> [What you are asked to do]
Pictures appear in the records below; write out everything else exactly.
§ §
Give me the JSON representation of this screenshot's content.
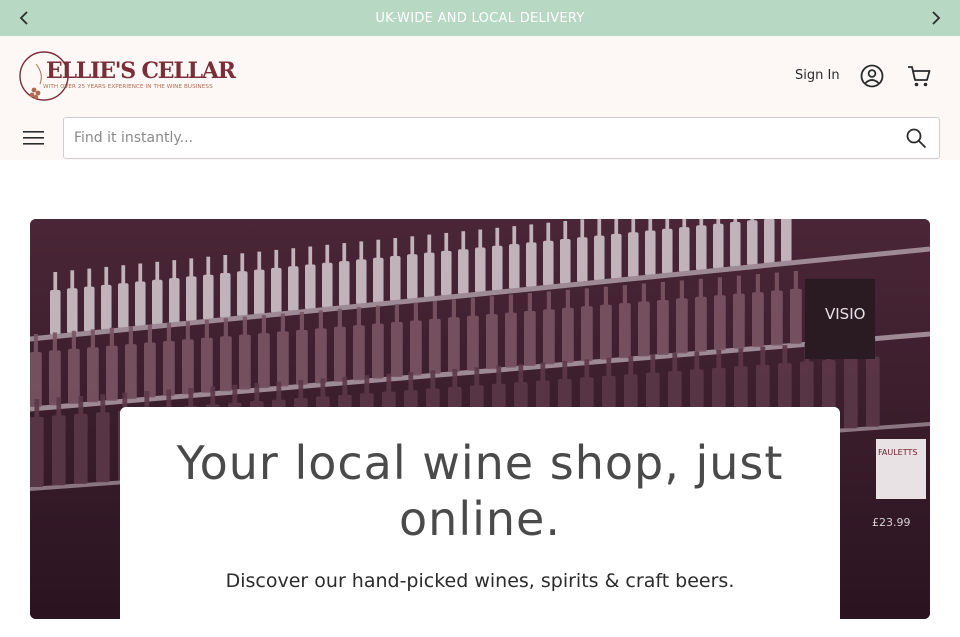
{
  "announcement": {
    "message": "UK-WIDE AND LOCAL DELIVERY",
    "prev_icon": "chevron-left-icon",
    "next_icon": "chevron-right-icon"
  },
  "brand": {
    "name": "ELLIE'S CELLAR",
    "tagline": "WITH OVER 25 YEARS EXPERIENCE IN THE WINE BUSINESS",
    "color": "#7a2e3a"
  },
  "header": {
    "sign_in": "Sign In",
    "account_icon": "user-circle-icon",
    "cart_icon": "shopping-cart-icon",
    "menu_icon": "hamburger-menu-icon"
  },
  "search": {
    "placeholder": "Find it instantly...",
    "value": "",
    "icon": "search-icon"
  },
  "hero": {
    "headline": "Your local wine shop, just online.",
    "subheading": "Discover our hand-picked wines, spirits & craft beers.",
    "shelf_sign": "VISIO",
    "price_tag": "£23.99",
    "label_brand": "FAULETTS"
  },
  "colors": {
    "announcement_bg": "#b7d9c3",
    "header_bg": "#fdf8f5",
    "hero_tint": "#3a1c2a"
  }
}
§ §
> [Expected output]
Give me the JSON representation of this screenshot's content.
{
  "announcement": {
    "message": "UK-WIDE AND LOCAL DELIVERY",
    "prev_icon": "chevron-left-icon",
    "next_icon": "chevron-right-icon"
  },
  "brand": {
    "name": "ELLIE'S CELLAR",
    "tagline": "WITH OVER 25 YEARS EXPERIENCE IN THE WINE BUSINESS",
    "color": "#7a2e3a"
  },
  "header": {
    "sign_in": "Sign In",
    "account_icon": "user-circle-icon",
    "cart_icon": "shopping-cart-icon",
    "menu_icon": "hamburger-menu-icon"
  },
  "search": {
    "placeholder": "Find it instantly...",
    "value": "",
    "icon": "search-icon"
  },
  "hero": {
    "headline": "Your local wine shop, just online.",
    "subheading": "Discover our hand-picked wines, spirits & craft beers.",
    "shelf_sign": "VISIO",
    "price_tag": "£23.99",
    "label_brand": "FAULETTS"
  },
  "colors": {
    "announcement_bg": "#b7d9c3",
    "header_bg": "#fdf8f5",
    "hero_tint": "#3a1c2a"
  }
}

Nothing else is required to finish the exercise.